> [Input for this task]:
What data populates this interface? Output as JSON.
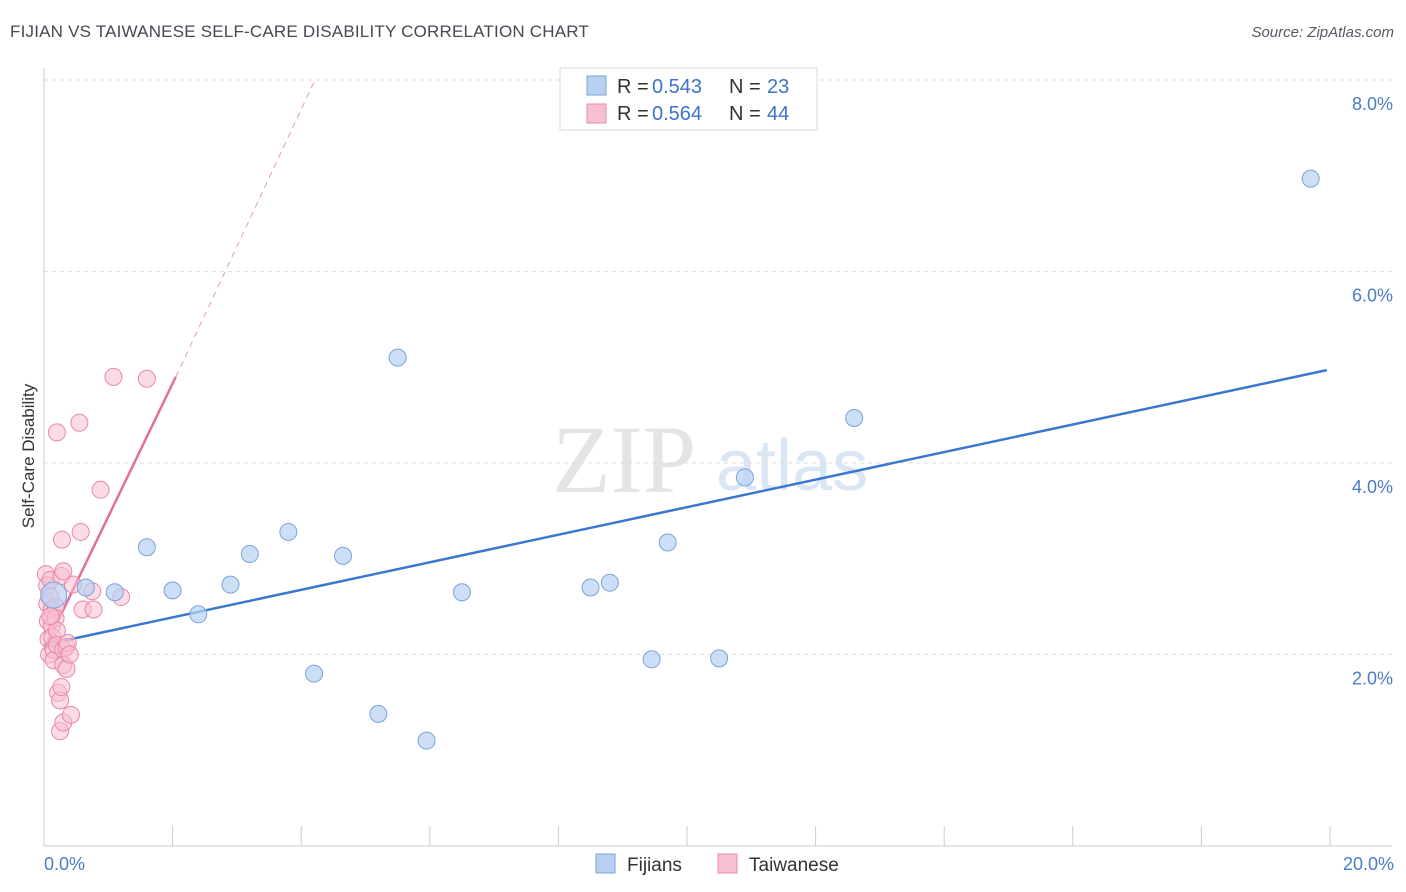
{
  "title": "FIJIAN VS TAIWANESE SELF-CARE DISABILITY CORRELATION CHART",
  "source": "Source: ZipAtlas.com",
  "watermark": {
    "zip": "ZIP",
    "atlas": "atlas"
  },
  "colors": {
    "fijians_fill": "#b8d1f3",
    "fijians_stroke": "#7aa3da",
    "fijians_line": "#3a78d0",
    "taiwanese_fill": "#f7c0d2",
    "taiwanese_stroke": "#e888a8",
    "taiwanese_line": "#e0709a",
    "tick_label": "#4a7cc9",
    "grid": "#dddddd"
  },
  "legend": {
    "rows": [
      {
        "r_label": "R =",
        "r_value": "0.543",
        "n_label": "N =",
        "n_value": "23"
      },
      {
        "r_label": "R =",
        "r_value": "0.564",
        "n_label": "N =",
        "n_value": "44"
      }
    ]
  },
  "chart_data": {
    "type": "scatter",
    "title": "FIJIAN VS TAIWANESE SELF-CARE DISABILITY CORRELATION CHART",
    "xlabel": "",
    "ylabel": "Self-Care Disability",
    "xlim": [
      0,
      20
    ],
    "ylim": [
      0,
      8
    ],
    "x_tick_labels": [
      "0.0%",
      "20.0%"
    ],
    "y_ticks": [
      2,
      4,
      6,
      8
    ],
    "y_tick_labels": [
      "2.0%",
      "4.0%",
      "6.0%",
      "8.0%"
    ],
    "grid": true,
    "legend_position": "bottom-center",
    "series": [
      {
        "name": "Fijians",
        "r": 0.543,
        "n": 23,
        "trend": {
          "x0": 0.0,
          "y0": 2.1,
          "x1": 19.95,
          "y1": 4.97,
          "extrapolated": false
        },
        "points": [
          [
            0.15,
            2.62
          ],
          [
            0.65,
            2.7
          ],
          [
            1.1,
            2.65
          ],
          [
            1.6,
            3.12
          ],
          [
            2.0,
            2.67
          ],
          [
            2.4,
            2.42
          ],
          [
            2.9,
            2.73
          ],
          [
            3.2,
            3.05
          ],
          [
            3.8,
            3.28
          ],
          [
            4.2,
            1.8
          ],
          [
            4.65,
            3.03
          ],
          [
            5.2,
            1.38
          ],
          [
            5.5,
            5.1
          ],
          [
            5.95,
            1.1
          ],
          [
            6.5,
            2.65
          ],
          [
            8.5,
            2.7
          ],
          [
            8.8,
            2.75
          ],
          [
            9.45,
            1.95
          ],
          [
            9.7,
            3.17
          ],
          [
            10.5,
            1.96
          ],
          [
            10.9,
            3.85
          ],
          [
            12.6,
            4.47
          ],
          [
            19.7,
            6.97
          ]
        ]
      },
      {
        "name": "Taiwanese",
        "r": 0.564,
        "n": 44,
        "trend": {
          "x0": 0.0,
          "y0": 2.05,
          "x1": 2.05,
          "y1": 4.9,
          "x_ext": 4.2,
          "y_ext": 7.98,
          "extrapolated": true
        },
        "points": [
          [
            0.03,
            2.84
          ],
          [
            0.05,
            2.72
          ],
          [
            0.05,
            2.53
          ],
          [
            0.06,
            2.35
          ],
          [
            0.07,
            2.16
          ],
          [
            0.08,
            2.0
          ],
          [
            0.1,
            2.78
          ],
          [
            0.1,
            2.6
          ],
          [
            0.12,
            2.47
          ],
          [
            0.12,
            2.3
          ],
          [
            0.13,
            2.18
          ],
          [
            0.15,
            2.05
          ],
          [
            0.15,
            1.94
          ],
          [
            0.18,
            2.5
          ],
          [
            0.18,
            2.38
          ],
          [
            0.2,
            2.25
          ],
          [
            0.2,
            2.1
          ],
          [
            0.2,
            4.32
          ],
          [
            0.22,
            1.6
          ],
          [
            0.25,
            1.52
          ],
          [
            0.25,
            1.2
          ],
          [
            0.27,
            1.66
          ],
          [
            0.27,
            2.82
          ],
          [
            0.28,
            3.2
          ],
          [
            0.3,
            2.05
          ],
          [
            0.3,
            1.89
          ],
          [
            0.3,
            1.29
          ],
          [
            0.3,
            2.87
          ],
          [
            0.35,
            1.85
          ],
          [
            0.35,
            2.08
          ],
          [
            0.37,
            2.12
          ],
          [
            0.4,
            2.0
          ],
          [
            0.42,
            1.37
          ],
          [
            0.45,
            2.73
          ],
          [
            0.55,
            4.42
          ],
          [
            0.57,
            3.28
          ],
          [
            0.6,
            2.47
          ],
          [
            0.75,
            2.66
          ],
          [
            0.77,
            2.47
          ],
          [
            0.88,
            3.72
          ],
          [
            1.08,
            4.9
          ],
          [
            1.2,
            2.6
          ],
          [
            1.6,
            4.88
          ],
          [
            0.1,
            2.4
          ]
        ]
      }
    ]
  }
}
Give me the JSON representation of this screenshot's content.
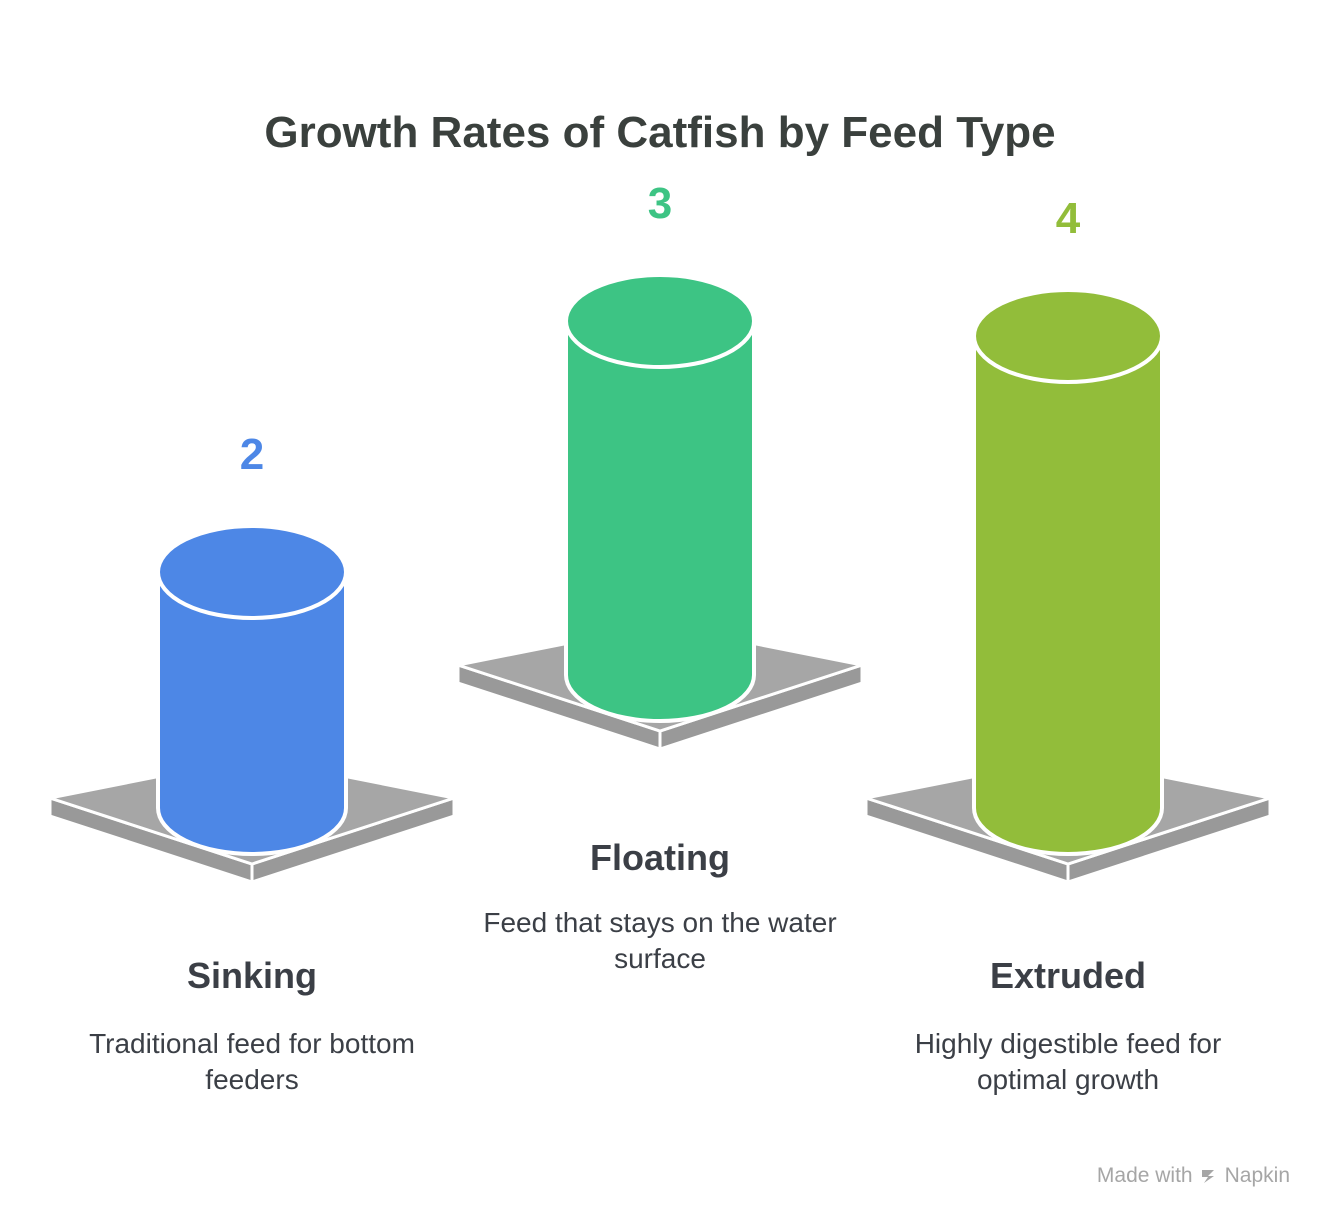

> [Short problem]:
The records above must be printed exactly; the pictures stay out.

> [Result for this exercise]:
What data populates this interface? Output as JSON.
{
  "title": "FIJIAN VS TAIWANESE SELF-CARE DISABILITY CORRELATION CHART",
  "source": "Source: ZipAtlas.com",
  "watermark": {
    "zip": "ZIP",
    "atlas": "atlas"
  },
  "colors": {
    "fijians_fill": "#b8d1f3",
    "fijians_stroke": "#7aa3da",
    "fijians_line": "#3a78d0",
    "taiwanese_fill": "#f7c0d2",
    "taiwanese_stroke": "#e888a8",
    "taiwanese_line": "#e0709a",
    "tick_label": "#4a7cc9",
    "grid": "#dddddd"
  },
  "legend": {
    "rows": [
      {
        "r_label": "R =",
        "r_value": "0.543",
        "n_label": "N =",
        "n_value": "23"
      },
      {
        "r_label": "R =",
        "r_value": "0.564",
        "n_label": "N =",
        "n_value": "44"
      }
    ]
  },
  "chart_data": {
    "type": "scatter",
    "title": "FIJIAN VS TAIWANESE SELF-CARE DISABILITY CORRELATION CHART",
    "xlabel": "",
    "ylabel": "Self-Care Disability",
    "xlim": [
      0,
      20
    ],
    "ylim": [
      0,
      8
    ],
    "x_tick_labels": [
      "0.0%",
      "20.0%"
    ],
    "y_ticks": [
      2,
      4,
      6,
      8
    ],
    "y_tick_labels": [
      "2.0%",
      "4.0%",
      "6.0%",
      "8.0%"
    ],
    "grid": true,
    "legend_position": "bottom-center",
    "series": [
      {
        "name": "Fijians",
        "r": 0.543,
        "n": 23,
        "trend": {
          "x0": 0.0,
          "y0": 2.1,
          "x1": 19.95,
          "y1": 4.97,
          "extrapolated": false
        },
        "points": [
          [
            0.15,
            2.62
          ],
          [
            0.65,
            2.7
          ],
          [
            1.1,
            2.65
          ],
          [
            1.6,
            3.12
          ],
          [
            2.0,
            2.67
          ],
          [
            2.4,
            2.42
          ],
          [
            2.9,
            2.73
          ],
          [
            3.2,
            3.05
          ],
          [
            3.8,
            3.28
          ],
          [
            4.2,
            1.8
          ],
          [
            4.65,
            3.03
          ],
          [
            5.2,
            1.38
          ],
          [
            5.5,
            5.1
          ],
          [
            5.95,
            1.1
          ],
          [
            6.5,
            2.65
          ],
          [
            8.5,
            2.7
          ],
          [
            8.8,
            2.75
          ],
          [
            9.45,
            1.95
          ],
          [
            9.7,
            3.17
          ],
          [
            10.5,
            1.96
          ],
          [
            10.9,
            3.85
          ],
          [
            12.6,
            4.47
          ],
          [
            19.7,
            6.97
          ]
        ]
      },
      {
        "name": "Taiwanese",
        "r": 0.564,
        "n": 44,
        "trend": {
          "x0": 0.0,
          "y0": 2.05,
          "x1": 2.05,
          "y1": 4.9,
          "x_ext": 4.2,
          "y_ext": 7.98,
          "extrapolated": true
        },
        "points": [
          [
            0.03,
            2.84
          ],
          [
            0.05,
            2.72
          ],
          [
            0.05,
            2.53
          ],
          [
            0.06,
            2.35
          ],
          [
            0.07,
            2.16
          ],
          [
            0.08,
            2.0
          ],
          [
            0.1,
            2.78
          ],
          [
            0.1,
            2.6
          ],
          [
            0.12,
            2.47
          ],
          [
            0.12,
            2.3
          ],
          [
            0.13,
            2.18
          ],
          [
            0.15,
            2.05
          ],
          [
            0.15,
            1.94
          ],
          [
            0.18,
            2.5
          ],
          [
            0.18,
            2.38
          ],
          [
            0.2,
            2.25
          ],
          [
            0.2,
            2.1
          ],
          [
            0.2,
            4.32
          ],
          [
            0.22,
            1.6
          ],
          [
            0.25,
            1.52
          ],
          [
            0.25,
            1.2
          ],
          [
            0.27,
            1.66
          ],
          [
            0.27,
            2.82
          ],
          [
            0.28,
            3.2
          ],
          [
            0.3,
            2.05
          ],
          [
            0.3,
            1.89
          ],
          [
            0.3,
            1.29
          ],
          [
            0.3,
            2.87
          ],
          [
            0.35,
            1.85
          ],
          [
            0.35,
            2.08
          ],
          [
            0.37,
            2.12
          ],
          [
            0.4,
            2.0
          ],
          [
            0.42,
            1.37
          ],
          [
            0.45,
            2.73
          ],
          [
            0.55,
            4.42
          ],
          [
            0.57,
            3.28
          ],
          [
            0.6,
            2.47
          ],
          [
            0.75,
            2.66
          ],
          [
            0.77,
            2.47
          ],
          [
            0.88,
            3.72
          ],
          [
            1.08,
            4.9
          ],
          [
            1.2,
            2.6
          ],
          [
            1.6,
            4.88
          ],
          [
            0.1,
            2.4
          ]
        ]
      }
    ]
  }
}
Give me the JSON representation of this screenshot's content.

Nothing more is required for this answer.